-- Task description --
Show every line in the entries below where the word "Frederick" appears.

● ● ● ●

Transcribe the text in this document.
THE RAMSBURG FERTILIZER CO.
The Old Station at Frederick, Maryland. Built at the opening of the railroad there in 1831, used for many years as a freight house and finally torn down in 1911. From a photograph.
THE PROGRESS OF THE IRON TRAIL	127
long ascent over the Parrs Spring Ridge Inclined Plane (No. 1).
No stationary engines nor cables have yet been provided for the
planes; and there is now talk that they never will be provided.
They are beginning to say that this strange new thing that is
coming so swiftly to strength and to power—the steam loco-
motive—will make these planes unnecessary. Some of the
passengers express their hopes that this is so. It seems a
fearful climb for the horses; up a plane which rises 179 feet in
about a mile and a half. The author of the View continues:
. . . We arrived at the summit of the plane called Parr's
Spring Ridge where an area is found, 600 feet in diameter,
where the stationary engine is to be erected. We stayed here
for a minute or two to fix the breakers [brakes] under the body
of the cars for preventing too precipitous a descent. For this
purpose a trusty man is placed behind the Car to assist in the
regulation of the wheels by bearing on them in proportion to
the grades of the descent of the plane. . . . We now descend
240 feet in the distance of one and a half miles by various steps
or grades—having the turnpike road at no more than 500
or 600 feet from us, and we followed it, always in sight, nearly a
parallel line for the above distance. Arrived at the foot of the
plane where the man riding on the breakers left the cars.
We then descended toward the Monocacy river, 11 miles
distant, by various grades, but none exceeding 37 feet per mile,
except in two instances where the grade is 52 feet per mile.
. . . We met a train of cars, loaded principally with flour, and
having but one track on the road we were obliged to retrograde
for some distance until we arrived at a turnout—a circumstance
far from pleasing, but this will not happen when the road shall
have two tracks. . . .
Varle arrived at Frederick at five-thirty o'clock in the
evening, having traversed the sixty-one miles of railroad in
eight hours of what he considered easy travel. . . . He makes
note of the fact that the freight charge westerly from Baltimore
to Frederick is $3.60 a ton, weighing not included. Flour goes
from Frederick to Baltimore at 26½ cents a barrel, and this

● ● ● ●

-- The reply --
The Old Station at Frederick, Maryland. Built at the opening of the railroad there in 1831, used for many years as a freight house and finally torn down in 1911. From a photograph.
Varle arrived at Frederick at five-thirty o'clock in the
to Frederick is $3.60 a ton, weighing not included. Flour goes
from Frederick to Baltimore at 26½ cents a barrel, and this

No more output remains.